Work out how many lines of the records contain "xlabel". Answer with the number and nothing else.

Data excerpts
<<<<

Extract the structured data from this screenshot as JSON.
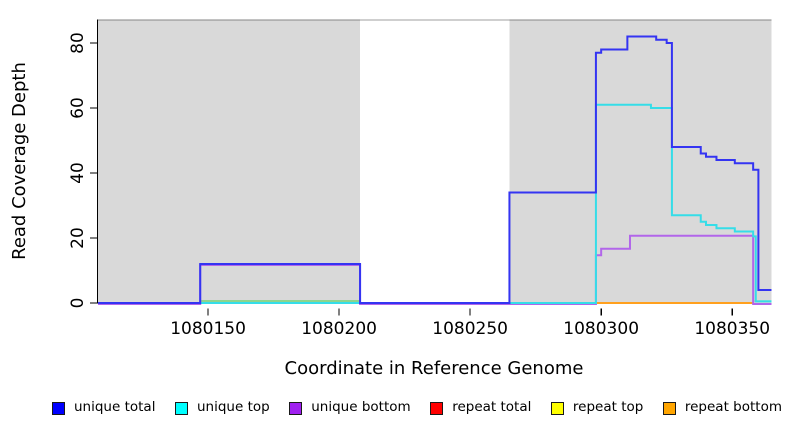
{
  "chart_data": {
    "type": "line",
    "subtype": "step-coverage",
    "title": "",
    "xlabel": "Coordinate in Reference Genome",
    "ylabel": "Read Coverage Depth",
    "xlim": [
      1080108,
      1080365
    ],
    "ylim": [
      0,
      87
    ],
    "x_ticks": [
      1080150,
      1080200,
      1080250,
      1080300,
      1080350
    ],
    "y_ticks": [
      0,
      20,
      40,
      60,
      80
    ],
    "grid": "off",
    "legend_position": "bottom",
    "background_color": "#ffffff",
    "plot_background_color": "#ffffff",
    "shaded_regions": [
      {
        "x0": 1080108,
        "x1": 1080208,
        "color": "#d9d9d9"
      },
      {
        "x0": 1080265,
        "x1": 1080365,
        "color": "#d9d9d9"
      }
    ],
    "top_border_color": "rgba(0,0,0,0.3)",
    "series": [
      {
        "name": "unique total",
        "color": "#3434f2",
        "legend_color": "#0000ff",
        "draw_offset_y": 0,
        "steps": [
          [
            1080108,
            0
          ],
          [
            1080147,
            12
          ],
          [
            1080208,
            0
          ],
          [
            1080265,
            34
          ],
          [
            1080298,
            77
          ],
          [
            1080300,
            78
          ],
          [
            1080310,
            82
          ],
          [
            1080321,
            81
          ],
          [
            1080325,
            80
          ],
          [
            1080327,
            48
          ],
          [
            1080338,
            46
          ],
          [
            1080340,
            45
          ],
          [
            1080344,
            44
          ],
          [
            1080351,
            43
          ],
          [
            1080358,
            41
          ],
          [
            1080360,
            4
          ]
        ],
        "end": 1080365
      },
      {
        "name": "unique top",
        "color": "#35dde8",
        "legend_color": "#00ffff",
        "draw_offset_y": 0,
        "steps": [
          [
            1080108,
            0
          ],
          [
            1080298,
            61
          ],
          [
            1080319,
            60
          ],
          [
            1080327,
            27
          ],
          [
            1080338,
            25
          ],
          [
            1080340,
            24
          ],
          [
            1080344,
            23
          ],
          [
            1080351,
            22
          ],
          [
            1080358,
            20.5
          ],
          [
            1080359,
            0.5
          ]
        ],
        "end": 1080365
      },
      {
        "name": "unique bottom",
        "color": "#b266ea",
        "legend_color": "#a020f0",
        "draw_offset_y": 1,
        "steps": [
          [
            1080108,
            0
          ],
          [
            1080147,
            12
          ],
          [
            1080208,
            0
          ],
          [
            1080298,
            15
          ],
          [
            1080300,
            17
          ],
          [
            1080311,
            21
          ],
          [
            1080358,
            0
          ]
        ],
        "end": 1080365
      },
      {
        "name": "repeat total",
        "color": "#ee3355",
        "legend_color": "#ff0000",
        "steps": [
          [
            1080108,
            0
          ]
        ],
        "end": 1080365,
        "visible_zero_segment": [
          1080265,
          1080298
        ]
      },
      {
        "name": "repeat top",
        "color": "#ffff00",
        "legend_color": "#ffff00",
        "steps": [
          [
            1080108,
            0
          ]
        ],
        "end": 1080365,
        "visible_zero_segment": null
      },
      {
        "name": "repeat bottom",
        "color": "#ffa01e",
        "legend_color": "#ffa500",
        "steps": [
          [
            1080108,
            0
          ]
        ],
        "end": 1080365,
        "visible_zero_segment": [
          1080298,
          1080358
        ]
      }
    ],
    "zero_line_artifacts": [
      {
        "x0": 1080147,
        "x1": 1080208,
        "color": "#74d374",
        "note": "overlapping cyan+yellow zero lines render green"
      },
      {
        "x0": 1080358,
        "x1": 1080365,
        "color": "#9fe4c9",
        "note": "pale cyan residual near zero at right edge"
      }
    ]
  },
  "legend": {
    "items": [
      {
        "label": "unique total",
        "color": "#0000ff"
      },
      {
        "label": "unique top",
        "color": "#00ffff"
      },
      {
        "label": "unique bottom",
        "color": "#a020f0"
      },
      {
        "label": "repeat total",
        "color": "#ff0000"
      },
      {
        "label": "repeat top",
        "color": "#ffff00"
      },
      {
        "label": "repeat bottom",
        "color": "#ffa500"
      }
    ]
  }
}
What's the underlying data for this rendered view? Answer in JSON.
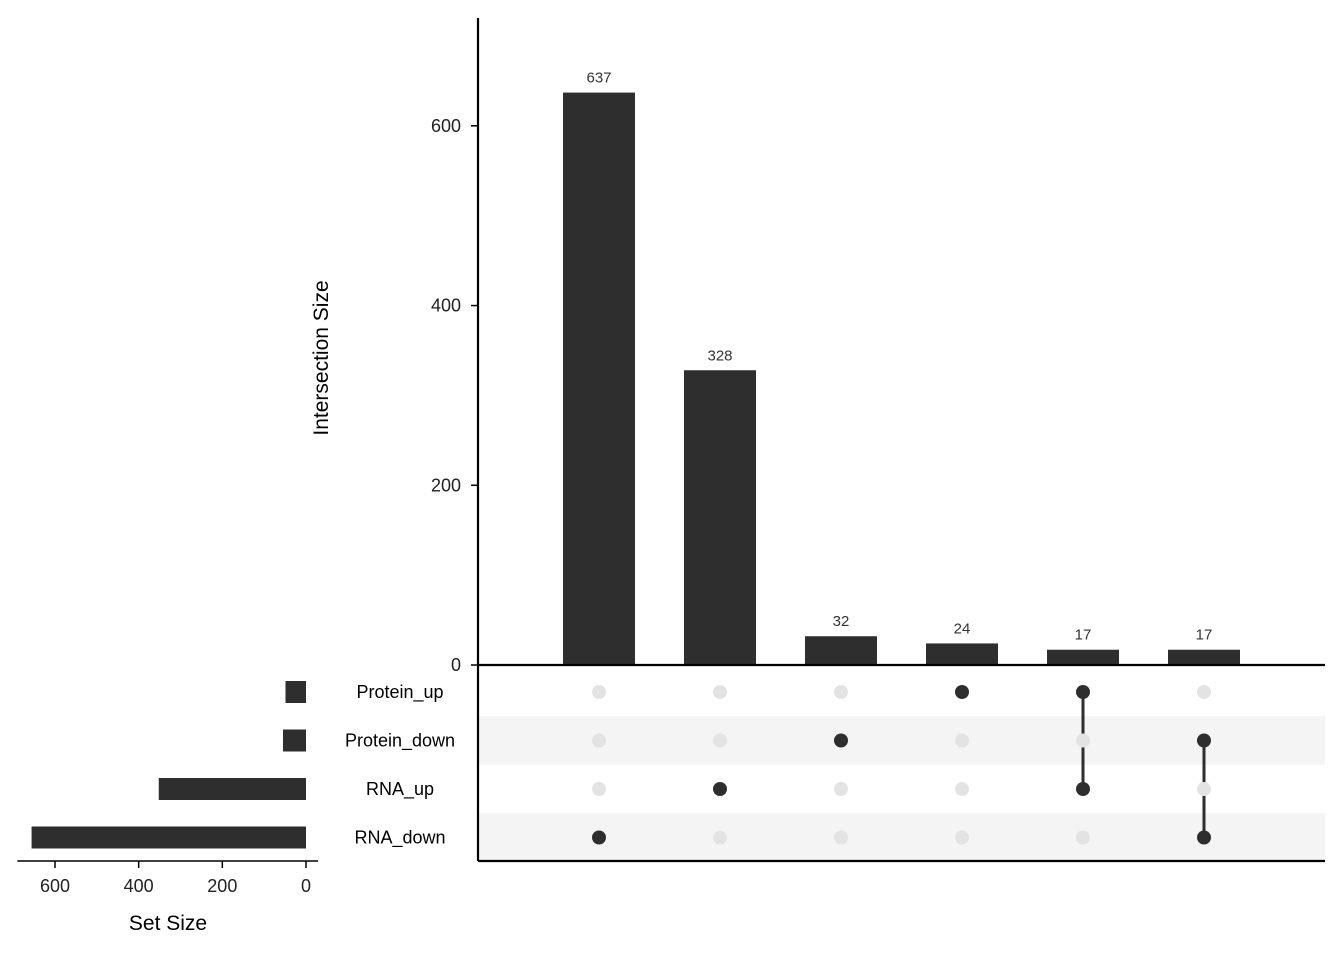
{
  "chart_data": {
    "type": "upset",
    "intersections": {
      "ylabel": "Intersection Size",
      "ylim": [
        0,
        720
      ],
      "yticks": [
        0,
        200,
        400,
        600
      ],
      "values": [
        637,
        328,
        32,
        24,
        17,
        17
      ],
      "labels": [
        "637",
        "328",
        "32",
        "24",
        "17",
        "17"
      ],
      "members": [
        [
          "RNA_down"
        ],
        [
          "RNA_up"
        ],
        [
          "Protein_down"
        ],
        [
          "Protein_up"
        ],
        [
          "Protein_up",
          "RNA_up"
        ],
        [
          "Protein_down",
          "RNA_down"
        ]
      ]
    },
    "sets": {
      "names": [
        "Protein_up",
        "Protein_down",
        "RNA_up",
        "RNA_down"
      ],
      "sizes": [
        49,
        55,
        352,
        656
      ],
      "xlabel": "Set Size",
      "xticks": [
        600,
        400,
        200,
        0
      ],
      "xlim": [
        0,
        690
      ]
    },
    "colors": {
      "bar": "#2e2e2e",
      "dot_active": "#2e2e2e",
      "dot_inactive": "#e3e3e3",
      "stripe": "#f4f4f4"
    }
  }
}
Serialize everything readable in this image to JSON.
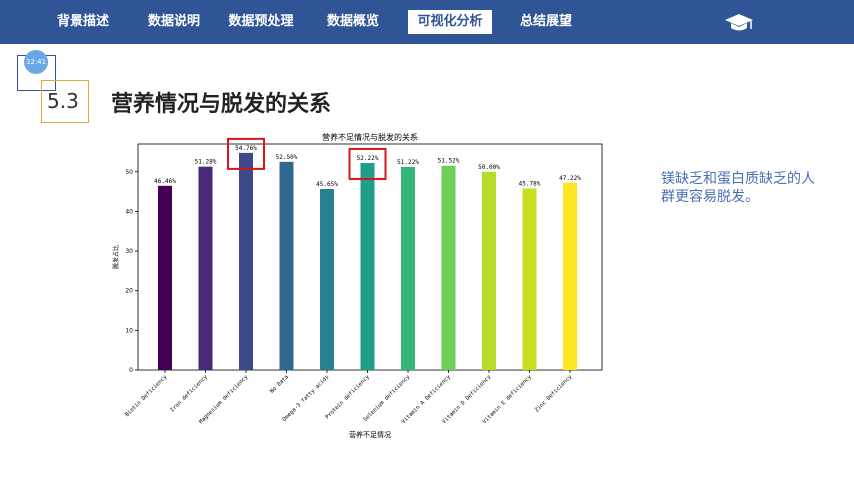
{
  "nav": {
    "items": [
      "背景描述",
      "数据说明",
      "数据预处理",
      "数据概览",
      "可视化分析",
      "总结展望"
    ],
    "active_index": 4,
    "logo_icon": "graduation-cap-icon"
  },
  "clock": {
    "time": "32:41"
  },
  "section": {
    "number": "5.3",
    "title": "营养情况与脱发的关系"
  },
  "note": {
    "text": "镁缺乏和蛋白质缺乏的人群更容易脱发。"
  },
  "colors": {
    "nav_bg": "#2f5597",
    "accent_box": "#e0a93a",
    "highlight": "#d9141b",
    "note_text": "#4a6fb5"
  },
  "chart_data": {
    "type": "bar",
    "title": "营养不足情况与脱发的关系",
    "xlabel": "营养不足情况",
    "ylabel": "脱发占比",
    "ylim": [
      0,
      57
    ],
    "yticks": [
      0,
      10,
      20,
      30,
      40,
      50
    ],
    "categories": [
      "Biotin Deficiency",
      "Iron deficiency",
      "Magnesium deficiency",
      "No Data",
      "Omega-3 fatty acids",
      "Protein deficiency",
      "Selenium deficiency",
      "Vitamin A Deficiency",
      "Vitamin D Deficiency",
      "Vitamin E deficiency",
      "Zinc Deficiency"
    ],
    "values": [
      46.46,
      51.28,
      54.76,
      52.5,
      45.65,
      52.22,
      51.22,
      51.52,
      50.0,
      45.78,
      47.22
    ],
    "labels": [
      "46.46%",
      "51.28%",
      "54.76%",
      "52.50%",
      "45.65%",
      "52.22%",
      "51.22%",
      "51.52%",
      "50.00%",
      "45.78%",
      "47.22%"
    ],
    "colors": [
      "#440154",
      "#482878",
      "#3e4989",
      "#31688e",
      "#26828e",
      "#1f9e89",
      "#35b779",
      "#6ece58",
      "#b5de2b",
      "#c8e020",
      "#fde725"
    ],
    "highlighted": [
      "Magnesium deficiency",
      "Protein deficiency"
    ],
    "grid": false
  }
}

>>>>

* **ANSWER TO THIS EXERCISE**
3